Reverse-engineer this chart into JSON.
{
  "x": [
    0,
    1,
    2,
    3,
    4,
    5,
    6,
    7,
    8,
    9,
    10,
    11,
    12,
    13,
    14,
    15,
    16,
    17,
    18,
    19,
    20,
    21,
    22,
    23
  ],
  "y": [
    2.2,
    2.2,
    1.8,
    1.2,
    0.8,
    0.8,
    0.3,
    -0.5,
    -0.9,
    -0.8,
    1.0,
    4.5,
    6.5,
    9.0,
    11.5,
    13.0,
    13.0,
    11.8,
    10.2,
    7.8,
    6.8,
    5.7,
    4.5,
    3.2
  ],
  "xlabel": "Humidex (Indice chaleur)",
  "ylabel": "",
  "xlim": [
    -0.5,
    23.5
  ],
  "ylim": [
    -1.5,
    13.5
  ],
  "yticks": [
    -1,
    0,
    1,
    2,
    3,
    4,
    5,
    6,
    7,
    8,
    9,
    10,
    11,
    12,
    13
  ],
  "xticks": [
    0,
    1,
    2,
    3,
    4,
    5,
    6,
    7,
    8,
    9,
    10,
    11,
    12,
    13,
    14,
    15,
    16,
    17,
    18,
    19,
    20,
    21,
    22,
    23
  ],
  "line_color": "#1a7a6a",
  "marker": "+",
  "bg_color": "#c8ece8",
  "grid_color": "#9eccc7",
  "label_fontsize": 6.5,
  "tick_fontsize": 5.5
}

....

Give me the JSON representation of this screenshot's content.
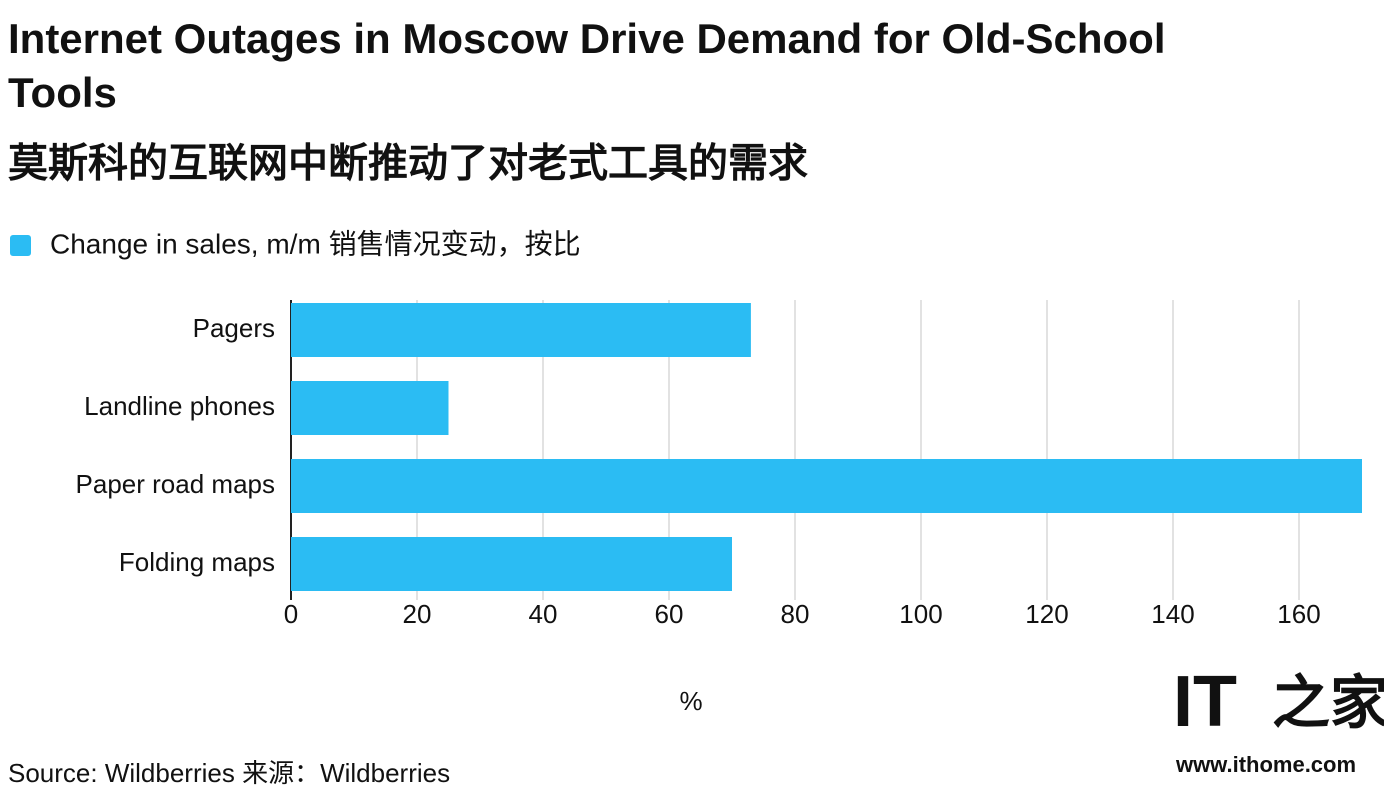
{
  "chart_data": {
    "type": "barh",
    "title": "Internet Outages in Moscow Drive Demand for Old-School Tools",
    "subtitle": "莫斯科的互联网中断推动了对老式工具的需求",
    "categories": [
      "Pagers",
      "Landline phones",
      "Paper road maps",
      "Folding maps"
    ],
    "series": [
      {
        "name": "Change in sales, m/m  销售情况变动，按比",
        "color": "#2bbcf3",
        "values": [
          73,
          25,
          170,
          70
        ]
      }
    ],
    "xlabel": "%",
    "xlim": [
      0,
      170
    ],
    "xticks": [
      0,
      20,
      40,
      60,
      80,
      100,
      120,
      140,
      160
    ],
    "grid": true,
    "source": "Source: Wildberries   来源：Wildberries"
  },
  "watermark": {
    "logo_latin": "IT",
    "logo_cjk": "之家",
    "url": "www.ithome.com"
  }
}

....

Short exercise
Find each line in the records holding the string "this" and show it.

Solved exercise
Reverse-engineer this chart into JSON.
Give me the JSON representation of this screenshot's content.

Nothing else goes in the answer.